#### Supplied data ####
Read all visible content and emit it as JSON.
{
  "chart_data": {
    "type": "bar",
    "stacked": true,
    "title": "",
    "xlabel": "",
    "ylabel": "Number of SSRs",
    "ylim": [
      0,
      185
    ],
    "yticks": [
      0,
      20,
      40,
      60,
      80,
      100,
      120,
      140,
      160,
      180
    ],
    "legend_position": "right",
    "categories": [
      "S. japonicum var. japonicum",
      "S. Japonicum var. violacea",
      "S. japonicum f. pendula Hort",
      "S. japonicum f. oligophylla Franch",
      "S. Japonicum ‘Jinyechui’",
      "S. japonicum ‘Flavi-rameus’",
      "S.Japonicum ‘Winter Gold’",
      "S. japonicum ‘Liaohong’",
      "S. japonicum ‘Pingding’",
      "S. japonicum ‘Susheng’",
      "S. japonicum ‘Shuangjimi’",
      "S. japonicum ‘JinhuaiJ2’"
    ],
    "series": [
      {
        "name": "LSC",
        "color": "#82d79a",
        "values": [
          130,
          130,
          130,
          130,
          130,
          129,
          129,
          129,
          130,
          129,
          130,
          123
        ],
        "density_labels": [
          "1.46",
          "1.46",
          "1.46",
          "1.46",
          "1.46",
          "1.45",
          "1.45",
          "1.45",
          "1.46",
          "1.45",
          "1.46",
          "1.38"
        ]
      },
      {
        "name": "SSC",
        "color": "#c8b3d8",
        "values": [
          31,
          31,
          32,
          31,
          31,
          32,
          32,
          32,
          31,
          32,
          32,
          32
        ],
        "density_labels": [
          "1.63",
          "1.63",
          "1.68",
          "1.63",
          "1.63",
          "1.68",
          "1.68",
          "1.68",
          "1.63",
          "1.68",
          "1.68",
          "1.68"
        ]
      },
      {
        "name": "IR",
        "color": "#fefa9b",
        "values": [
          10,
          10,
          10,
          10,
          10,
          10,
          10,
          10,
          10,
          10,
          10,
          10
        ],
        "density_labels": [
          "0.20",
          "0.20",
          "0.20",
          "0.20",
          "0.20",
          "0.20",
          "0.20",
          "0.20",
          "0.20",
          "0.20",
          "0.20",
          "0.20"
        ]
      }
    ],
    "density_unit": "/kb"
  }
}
####
Short exercise: Copy out the material word for word and line for line.

Written response:
Read all visible content and emit it as JSON.
{
  "chart_data": {
    "type": "bar",
    "stacked": true,
    "title": "",
    "xlabel": "",
    "ylabel": "Number of SSRs",
    "ylim": [
      0,
      185
    ],
    "yticks": [
      0,
      20,
      40,
      60,
      80,
      100,
      120,
      140,
      160,
      180
    ],
    "legend_position": "right",
    "categories": [
      "S. japonicum var. japonicum",
      "S. Japonicum var. violacea",
      "S. japonicum f. pendula Hort",
      "S. japonicum f. oligophylla Franch",
      "S. Japonicum ‘Jinyechui’",
      "S. japonicum ‘Flavi-rameus’",
      "S.Japonicum ‘Winter Gold’",
      "S. japonicum ‘Liaohong’",
      "S. japonicum ‘Pingding’",
      "S. japonicum ‘Susheng’",
      "S. japonicum ‘Shuangjimi’",
      "S. japonicum ‘JinhuaiJ2’"
    ],
    "series": [
      {
        "name": "LSC",
        "color": "#82d79a",
        "values": [
          130,
          130,
          130,
          130,
          130,
          129,
          129,
          129,
          130,
          129,
          130,
          123
        ],
        "density_labels": [
          "1.46",
          "1.46",
          "1.46",
          "1.46",
          "1.46",
          "1.45",
          "1.45",
          "1.45",
          "1.46",
          "1.45",
          "1.46",
          "1.38"
        ]
      },
      {
        "name": "SSC",
        "color": "#c8b3d8",
        "values": [
          31,
          31,
          32,
          31,
          31,
          32,
          32,
          32,
          31,
          32,
          32,
          32
        ],
        "density_labels": [
          "1.63",
          "1.63",
          "1.68",
          "1.63",
          "1.63",
          "1.68",
          "1.68",
          "1.68",
          "1.63",
          "1.68",
          "1.68",
          "1.68"
        ]
      },
      {
        "name": "IR",
        "color": "#fefa9b",
        "values": [
          10,
          10,
          10,
          10,
          10,
          10,
          10,
          10,
          10,
          10,
          10,
          10
        ],
        "density_labels": [
          "0.20",
          "0.20",
          "0.20",
          "0.20",
          "0.20",
          "0.20",
          "0.20",
          "0.20",
          "0.20",
          "0.20",
          "0.20",
          "0.20"
        ]
      }
    ],
    "density_unit": "/kb"
  }
}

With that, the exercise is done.